What you need to do >>
Pick out every line in the data below that holds "rectangle".

Material to process >>
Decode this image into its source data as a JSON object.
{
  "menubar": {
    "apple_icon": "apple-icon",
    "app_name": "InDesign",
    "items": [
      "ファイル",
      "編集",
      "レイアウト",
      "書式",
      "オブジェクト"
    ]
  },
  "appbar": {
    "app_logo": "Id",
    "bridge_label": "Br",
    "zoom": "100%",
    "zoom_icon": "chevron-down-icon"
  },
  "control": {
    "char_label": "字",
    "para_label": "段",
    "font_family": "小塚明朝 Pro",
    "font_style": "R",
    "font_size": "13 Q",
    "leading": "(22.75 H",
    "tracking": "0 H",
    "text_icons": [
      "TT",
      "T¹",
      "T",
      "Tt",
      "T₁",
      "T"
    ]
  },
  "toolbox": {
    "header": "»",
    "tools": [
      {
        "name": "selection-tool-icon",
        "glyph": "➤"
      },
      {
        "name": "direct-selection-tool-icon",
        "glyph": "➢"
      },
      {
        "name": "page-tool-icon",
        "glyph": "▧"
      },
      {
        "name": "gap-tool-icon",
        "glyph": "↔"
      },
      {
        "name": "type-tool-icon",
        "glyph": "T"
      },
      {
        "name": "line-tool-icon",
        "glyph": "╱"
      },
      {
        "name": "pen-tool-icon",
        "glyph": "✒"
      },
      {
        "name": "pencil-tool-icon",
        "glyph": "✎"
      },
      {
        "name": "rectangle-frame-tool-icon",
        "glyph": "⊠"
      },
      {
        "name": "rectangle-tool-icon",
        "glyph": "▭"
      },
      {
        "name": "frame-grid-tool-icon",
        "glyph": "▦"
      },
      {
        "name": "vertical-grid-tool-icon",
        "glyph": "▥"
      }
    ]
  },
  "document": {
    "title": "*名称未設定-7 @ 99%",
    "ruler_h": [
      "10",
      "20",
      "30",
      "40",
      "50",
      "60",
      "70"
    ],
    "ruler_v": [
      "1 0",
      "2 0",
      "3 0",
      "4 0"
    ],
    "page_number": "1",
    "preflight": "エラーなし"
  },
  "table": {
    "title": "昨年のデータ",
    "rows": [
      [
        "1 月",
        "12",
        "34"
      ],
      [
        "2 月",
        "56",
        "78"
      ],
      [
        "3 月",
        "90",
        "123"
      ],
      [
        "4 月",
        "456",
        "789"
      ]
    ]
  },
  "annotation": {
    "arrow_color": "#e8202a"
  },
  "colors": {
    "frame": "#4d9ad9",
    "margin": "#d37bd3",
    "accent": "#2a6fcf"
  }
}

Expected answer >>
        "name": "rectangle-frame-tool-icon",
        "name": "rectangle-tool-icon",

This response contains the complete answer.